* The request: Return each line holding the string "smoking".

* Data excerpts:
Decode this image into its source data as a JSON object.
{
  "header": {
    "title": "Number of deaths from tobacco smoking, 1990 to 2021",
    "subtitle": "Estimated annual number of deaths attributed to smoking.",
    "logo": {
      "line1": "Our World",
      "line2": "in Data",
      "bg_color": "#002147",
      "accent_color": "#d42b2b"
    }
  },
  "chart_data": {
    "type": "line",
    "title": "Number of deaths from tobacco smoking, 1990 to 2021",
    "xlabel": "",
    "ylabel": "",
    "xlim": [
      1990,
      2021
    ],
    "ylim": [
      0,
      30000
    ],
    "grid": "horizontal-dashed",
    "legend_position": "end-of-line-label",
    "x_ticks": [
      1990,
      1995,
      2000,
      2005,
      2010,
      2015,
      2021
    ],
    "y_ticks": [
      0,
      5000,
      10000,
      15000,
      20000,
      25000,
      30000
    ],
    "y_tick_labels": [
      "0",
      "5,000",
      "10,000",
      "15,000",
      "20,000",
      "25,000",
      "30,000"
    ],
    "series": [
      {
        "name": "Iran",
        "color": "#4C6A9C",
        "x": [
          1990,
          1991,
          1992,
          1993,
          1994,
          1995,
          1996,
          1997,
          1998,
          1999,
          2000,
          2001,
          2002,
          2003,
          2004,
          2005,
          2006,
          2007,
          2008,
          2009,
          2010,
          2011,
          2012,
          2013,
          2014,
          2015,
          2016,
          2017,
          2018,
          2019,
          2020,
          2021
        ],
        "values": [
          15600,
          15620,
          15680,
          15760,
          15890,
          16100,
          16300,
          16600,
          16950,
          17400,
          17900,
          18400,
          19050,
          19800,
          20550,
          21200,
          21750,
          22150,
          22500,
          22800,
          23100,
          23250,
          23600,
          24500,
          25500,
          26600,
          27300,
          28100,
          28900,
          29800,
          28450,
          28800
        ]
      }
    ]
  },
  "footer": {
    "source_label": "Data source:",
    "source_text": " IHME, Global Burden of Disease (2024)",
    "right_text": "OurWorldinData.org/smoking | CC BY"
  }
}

* The result:
    "title": "Number of deaths from tobacco smoking, 1990 to 2021",
    "subtitle": "Estimated annual number of deaths attributed to smoking.",
    "title": "Number of deaths from tobacco smoking, 1990 to 2021",
    "right_text": "OurWorldinData.org/smoking | CC BY"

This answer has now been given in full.